■ Work instruction 1: In the forum thread about OpenStack Neutron setup, what value did the poster change the "auth_region =" entry in metadata_agent.ini to?
■ Work instruction 2: Write the next part of the forum thread about OpenStack Neutron setup, picking up after its final post.

Thank you Akilesh, you was right and I had just to look after the logs… Very simple in fact. In the logs, I had this error: 2015-05-20 09:15:07.642 6808 TRACE neutron.agent.metadata.agent EndpointNotFound: Could not find Service or Region in Service Catalog.
So I check the endpoint-list (with keystone) and I find that region was not RegionOne but regionOne. So I have changed the “auth_region =” entry in metadata_agent.ini from RegionOne to regionOne and it’s work.
By the way, just another question: is it normal that, if I want my instances was correctly automatically configured with the 169.254.169.254 route I must set the options:
enable_isolated_metadata =
enable_metadata_network =
To True ?
Thank you again.
Did not understand your last question. As long as your instances have picked up the IP assigned to it by dhcp agent and metadata agent is up and running. your instances can reach 169.254.169.254.
did you install cider??
Volumes menu is not shown in the console. What to do?
Thmk you for the tut…After a restart the services stop… I tried restarting all the services but some error occur in
neutron agent-list.. Please help
in my case, I need to add the following to /etc/neutron/neutron.conf to make it work
[DEFAUL]
…
lock_path = $state_path/lock
Hi,
once I install neutron and add bridges I am not able to ping host ip from other pc on the same network.
my set up is on single node with ip 192.168.1.15
but after neutron installation and bridges I am not able to ping from ip like 192.168.1.10.
Pinging 192.168.1.15 with 32 bytes of data:
Request timed out.
Request timed out.
Hi
If you have 2 nics, you would have to attach the bridge to the nic other than the one having the IP 192.168.1.15.
If you have only one nic kindly use the following procedure.
https://fosskb.wordpress.com/2014/06/10/managing-openstack-internaldataexternal-network-in-one-interface/
Hello
I have a problem. If i dont want to disable openssh, following above insllation way, i need have 3 NIC (eth0 : 10.0.0.1 ; eth1: private network; eth2: public network), right?
Thank you
I can not understand the relevance of openssh here.
hello
I met same issue like this. To dont meet this problem, have i minimum 3 NICs (eth0 for 10.0.0.1 ; eth1 for Private network and eth2 for Public network) ? Help me explain clearly.

■ Recorded data:

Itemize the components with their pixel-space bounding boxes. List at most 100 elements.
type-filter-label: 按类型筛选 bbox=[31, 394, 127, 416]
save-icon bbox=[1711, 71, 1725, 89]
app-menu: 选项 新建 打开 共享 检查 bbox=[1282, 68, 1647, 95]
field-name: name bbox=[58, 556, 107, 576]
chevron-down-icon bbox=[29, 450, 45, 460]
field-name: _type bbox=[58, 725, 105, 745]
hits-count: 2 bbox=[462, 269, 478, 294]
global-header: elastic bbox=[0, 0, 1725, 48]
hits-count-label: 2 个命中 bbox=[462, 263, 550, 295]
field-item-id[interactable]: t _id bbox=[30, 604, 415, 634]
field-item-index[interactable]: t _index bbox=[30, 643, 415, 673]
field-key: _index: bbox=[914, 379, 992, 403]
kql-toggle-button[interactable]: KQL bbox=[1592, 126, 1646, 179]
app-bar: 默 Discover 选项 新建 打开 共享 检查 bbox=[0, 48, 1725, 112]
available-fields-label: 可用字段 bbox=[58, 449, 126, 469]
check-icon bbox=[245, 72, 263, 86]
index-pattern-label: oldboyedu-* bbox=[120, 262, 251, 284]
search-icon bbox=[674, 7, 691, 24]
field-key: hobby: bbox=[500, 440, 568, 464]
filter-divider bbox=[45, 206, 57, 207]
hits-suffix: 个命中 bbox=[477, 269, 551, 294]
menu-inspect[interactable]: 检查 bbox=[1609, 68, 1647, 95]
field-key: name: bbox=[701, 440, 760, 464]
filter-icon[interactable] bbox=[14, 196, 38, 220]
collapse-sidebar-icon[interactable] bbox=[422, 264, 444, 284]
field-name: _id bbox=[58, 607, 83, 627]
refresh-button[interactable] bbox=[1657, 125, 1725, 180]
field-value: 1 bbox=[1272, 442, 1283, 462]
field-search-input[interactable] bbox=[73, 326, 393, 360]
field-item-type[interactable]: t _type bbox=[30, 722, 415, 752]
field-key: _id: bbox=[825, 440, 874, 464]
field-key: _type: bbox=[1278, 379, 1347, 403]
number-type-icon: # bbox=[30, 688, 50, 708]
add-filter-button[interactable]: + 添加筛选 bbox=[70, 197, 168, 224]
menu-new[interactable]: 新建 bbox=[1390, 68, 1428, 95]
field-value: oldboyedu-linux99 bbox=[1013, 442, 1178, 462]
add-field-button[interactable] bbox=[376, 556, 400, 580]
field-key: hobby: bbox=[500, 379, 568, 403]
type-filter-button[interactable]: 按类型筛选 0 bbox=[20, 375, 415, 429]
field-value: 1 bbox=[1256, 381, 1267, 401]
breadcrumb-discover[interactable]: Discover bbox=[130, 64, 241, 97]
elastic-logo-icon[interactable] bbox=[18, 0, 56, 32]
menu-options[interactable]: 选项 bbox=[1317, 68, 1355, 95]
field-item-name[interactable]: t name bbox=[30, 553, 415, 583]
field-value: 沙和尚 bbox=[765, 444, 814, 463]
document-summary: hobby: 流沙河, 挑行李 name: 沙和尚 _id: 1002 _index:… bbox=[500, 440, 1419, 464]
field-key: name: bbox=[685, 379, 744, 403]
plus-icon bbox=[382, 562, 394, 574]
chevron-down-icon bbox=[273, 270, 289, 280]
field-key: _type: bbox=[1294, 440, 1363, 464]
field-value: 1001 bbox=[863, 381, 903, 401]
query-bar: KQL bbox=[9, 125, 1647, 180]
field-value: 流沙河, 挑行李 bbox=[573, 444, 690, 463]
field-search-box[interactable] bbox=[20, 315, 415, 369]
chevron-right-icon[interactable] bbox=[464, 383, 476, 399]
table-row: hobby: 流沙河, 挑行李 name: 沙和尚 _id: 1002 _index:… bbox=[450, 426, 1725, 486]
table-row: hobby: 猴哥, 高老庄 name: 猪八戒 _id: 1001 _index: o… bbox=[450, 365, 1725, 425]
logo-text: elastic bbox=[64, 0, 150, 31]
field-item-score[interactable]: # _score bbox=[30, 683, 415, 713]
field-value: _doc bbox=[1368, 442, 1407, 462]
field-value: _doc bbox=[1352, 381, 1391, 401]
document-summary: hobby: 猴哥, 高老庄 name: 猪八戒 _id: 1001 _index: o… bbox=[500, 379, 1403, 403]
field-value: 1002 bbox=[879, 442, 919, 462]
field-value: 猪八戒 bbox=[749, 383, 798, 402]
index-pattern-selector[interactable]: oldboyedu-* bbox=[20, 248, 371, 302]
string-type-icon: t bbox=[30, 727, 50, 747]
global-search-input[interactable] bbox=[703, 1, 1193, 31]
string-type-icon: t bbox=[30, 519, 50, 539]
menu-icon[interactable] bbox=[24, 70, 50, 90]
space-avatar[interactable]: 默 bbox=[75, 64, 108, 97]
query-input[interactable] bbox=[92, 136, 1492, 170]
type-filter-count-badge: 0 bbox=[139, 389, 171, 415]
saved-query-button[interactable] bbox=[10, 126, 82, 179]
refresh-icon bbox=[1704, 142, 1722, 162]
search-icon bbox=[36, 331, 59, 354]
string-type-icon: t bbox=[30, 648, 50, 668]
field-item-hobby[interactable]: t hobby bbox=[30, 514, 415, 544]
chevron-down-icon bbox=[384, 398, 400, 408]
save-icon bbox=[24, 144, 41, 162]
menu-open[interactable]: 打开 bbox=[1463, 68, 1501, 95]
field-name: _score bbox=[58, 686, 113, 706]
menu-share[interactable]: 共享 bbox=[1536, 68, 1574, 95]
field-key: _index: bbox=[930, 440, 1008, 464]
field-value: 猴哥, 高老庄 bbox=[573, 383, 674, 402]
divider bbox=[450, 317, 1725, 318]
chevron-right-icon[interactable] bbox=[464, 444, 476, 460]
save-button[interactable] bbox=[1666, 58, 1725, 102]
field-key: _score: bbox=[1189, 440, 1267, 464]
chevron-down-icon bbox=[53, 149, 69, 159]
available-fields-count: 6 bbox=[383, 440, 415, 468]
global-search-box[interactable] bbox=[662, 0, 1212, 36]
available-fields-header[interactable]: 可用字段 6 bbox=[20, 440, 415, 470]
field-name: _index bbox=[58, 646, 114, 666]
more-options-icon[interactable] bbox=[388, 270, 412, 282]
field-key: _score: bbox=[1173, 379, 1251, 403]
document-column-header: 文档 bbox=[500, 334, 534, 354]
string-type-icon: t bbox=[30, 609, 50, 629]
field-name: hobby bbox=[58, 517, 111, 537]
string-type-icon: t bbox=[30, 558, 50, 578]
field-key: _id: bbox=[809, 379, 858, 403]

■ Written response 1: regionOne

■ Written response 2:
Thank you
We are unable to understand your problem. If you are installing openstack, It is recomended to have machines with two nics to use as compute node and machines with three nic as network node. But you can still manage to install openstack on a single machine with single nic.
Hi akilesh1597 brother
My problem is :
My server have 2 NICs : eth2 has IP : 10.0.0.1 and connects with ext network – eth1 connects with int network.
After installating , I can not access with 10.0.0.1 by using openssh. I think i have to specific NIC with fixed IP to using for SSH. This is reason why i ask about using 3 NICs on this problem. Can you have any idea ?
Thank you
Actually, I use remote PC to install . my public IP forward to 10.0.0.1 to access server via ssh. As you know, some guys also can not access ssh after neutron installing.
on running this command :
nova list
it shows
ERROR: Unauthorized (HTTP 401)
Please Help me on this issue
I have posted the contents of nova.conf please help me out.
Now when iam running the command:
nova list
it shows
“ERROR: You must provide a username via either –os-username or env[OS_USERNAME]”
Hi
Did you create a file named creds? Did you source the file?
yes i did that and after that when i run the command
nova list
it shows the error :
ERROR: Unauthorized (HTTP 401)
on running this command :
nova list
it shows
ERROR: Unauthorized (HTTP 401)
Please Help me on this issue….
Hi
Can you paste your nova.conf here?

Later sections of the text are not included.